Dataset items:
* * *

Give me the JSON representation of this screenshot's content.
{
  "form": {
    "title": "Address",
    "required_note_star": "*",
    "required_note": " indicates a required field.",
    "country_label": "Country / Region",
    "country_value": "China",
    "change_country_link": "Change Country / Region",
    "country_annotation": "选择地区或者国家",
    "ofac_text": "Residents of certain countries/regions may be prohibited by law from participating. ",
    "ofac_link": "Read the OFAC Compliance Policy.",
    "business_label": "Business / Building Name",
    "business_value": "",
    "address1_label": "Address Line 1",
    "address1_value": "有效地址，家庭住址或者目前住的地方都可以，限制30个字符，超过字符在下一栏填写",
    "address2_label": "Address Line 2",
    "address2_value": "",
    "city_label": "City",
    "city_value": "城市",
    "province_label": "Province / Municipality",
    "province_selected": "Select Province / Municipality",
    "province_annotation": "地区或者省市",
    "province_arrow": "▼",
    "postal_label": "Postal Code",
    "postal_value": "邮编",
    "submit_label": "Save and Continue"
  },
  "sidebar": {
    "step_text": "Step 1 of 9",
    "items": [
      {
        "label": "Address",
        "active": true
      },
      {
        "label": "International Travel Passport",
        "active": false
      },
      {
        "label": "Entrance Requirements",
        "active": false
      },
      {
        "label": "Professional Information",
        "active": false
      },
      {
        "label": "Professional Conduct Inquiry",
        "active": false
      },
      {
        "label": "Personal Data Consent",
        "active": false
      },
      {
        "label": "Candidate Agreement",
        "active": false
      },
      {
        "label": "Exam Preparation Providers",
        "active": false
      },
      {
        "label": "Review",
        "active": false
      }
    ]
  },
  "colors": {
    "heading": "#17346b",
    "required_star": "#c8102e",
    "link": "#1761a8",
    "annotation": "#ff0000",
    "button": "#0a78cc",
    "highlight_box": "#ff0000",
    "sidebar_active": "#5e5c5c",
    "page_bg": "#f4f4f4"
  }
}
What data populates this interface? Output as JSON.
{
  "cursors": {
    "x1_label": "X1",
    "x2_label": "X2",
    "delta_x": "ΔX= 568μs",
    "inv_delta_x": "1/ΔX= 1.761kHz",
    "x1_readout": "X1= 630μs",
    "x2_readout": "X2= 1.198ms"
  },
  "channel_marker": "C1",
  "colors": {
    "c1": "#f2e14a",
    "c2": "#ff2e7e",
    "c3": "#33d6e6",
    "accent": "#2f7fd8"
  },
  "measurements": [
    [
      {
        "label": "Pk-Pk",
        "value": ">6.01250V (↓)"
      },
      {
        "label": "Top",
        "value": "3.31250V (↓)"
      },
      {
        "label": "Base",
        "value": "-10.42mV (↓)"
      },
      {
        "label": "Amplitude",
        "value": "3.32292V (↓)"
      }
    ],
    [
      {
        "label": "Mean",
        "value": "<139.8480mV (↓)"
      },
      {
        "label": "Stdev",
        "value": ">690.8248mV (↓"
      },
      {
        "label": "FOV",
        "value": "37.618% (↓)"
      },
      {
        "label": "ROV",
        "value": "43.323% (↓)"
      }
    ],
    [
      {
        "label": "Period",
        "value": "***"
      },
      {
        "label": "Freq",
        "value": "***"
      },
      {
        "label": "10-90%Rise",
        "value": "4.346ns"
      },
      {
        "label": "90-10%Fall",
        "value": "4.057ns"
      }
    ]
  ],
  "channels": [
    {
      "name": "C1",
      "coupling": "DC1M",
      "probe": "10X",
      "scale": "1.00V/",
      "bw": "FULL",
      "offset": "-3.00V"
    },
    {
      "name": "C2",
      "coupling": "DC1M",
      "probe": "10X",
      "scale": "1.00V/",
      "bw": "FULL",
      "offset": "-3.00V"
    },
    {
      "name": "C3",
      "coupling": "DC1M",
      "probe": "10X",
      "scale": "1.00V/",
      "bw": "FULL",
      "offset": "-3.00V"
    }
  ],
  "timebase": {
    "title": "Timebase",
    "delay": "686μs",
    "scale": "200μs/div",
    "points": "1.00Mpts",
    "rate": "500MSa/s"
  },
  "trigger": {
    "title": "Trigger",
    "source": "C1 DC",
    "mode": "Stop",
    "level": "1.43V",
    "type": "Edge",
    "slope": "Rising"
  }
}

* * *

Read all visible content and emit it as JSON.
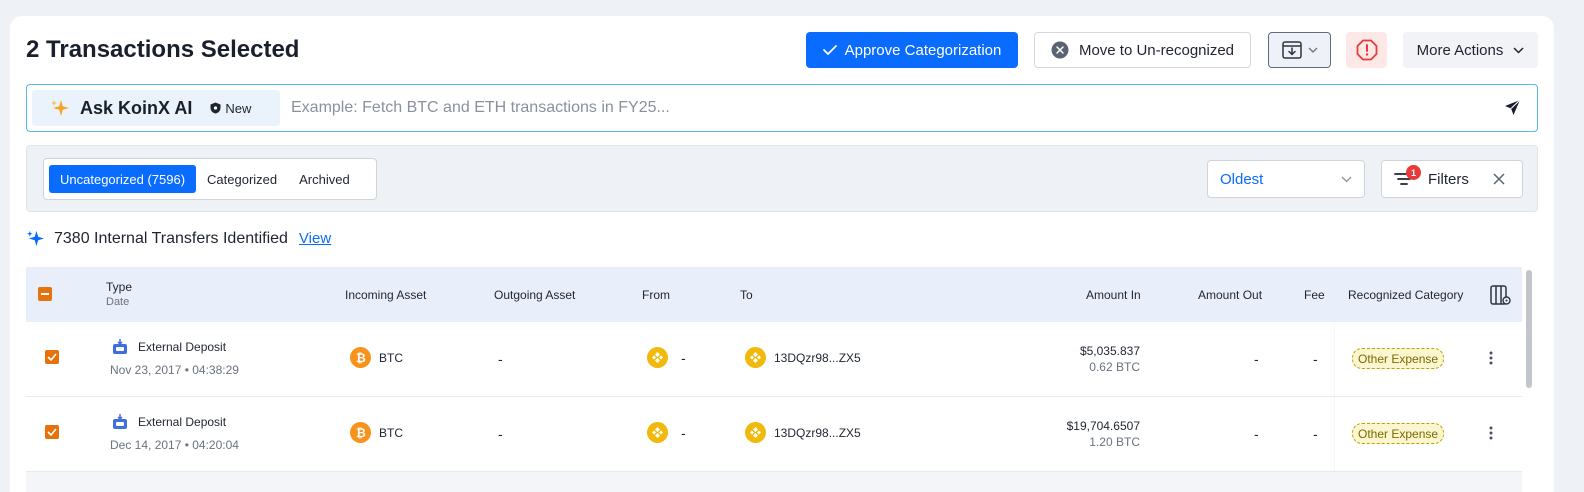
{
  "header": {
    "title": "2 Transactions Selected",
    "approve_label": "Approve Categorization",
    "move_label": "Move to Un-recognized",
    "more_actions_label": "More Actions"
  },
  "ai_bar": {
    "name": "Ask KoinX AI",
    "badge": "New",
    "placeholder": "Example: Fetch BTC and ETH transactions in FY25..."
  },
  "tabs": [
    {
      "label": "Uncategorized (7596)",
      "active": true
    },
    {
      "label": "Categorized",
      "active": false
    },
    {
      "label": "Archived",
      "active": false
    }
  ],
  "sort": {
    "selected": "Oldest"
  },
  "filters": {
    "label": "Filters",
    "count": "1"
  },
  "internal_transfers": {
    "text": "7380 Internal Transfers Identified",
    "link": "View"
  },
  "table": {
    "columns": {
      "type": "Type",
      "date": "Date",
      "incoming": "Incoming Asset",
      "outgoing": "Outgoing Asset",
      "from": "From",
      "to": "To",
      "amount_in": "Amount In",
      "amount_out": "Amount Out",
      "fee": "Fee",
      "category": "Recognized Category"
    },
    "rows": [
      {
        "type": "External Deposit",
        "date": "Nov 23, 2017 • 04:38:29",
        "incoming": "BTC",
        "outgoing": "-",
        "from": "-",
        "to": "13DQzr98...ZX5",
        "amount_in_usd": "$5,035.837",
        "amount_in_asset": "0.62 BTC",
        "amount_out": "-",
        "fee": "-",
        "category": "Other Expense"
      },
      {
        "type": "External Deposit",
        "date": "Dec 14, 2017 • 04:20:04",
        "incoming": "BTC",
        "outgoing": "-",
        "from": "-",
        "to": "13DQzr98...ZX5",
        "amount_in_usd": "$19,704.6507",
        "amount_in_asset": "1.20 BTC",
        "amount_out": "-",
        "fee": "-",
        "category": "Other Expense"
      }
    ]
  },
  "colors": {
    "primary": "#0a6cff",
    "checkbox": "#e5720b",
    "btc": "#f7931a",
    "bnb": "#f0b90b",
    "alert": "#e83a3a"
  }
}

* * *

* _Set problem_: Give the count of lines that hold the word "this", with nothing added.

* _Answer below_: 2